» The problem
Wherever the word "Ладно" appears in a line, copy that line.

Collected data:
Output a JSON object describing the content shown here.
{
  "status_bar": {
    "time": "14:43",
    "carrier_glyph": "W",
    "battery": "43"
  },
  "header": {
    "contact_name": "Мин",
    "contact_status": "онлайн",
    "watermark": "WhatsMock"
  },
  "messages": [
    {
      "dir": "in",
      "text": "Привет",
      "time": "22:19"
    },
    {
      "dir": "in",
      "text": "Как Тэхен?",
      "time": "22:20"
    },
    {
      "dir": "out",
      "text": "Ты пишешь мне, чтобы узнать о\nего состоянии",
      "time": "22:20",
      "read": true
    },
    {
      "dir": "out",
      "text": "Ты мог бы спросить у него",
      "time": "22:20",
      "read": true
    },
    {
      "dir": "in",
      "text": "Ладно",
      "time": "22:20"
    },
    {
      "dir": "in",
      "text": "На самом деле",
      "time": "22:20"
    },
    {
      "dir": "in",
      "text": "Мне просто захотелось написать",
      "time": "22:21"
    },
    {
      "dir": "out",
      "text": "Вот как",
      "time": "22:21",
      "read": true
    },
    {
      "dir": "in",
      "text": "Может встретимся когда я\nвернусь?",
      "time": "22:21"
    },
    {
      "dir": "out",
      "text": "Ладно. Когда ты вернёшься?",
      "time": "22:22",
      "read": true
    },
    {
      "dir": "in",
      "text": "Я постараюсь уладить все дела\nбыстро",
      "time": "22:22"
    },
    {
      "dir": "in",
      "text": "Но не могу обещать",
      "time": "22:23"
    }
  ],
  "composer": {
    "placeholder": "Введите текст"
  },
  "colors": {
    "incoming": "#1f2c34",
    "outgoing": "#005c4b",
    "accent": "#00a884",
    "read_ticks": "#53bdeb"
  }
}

» Result
      "text": "Ладно",
      "text": "Ладно. Когда ты вернёшься?",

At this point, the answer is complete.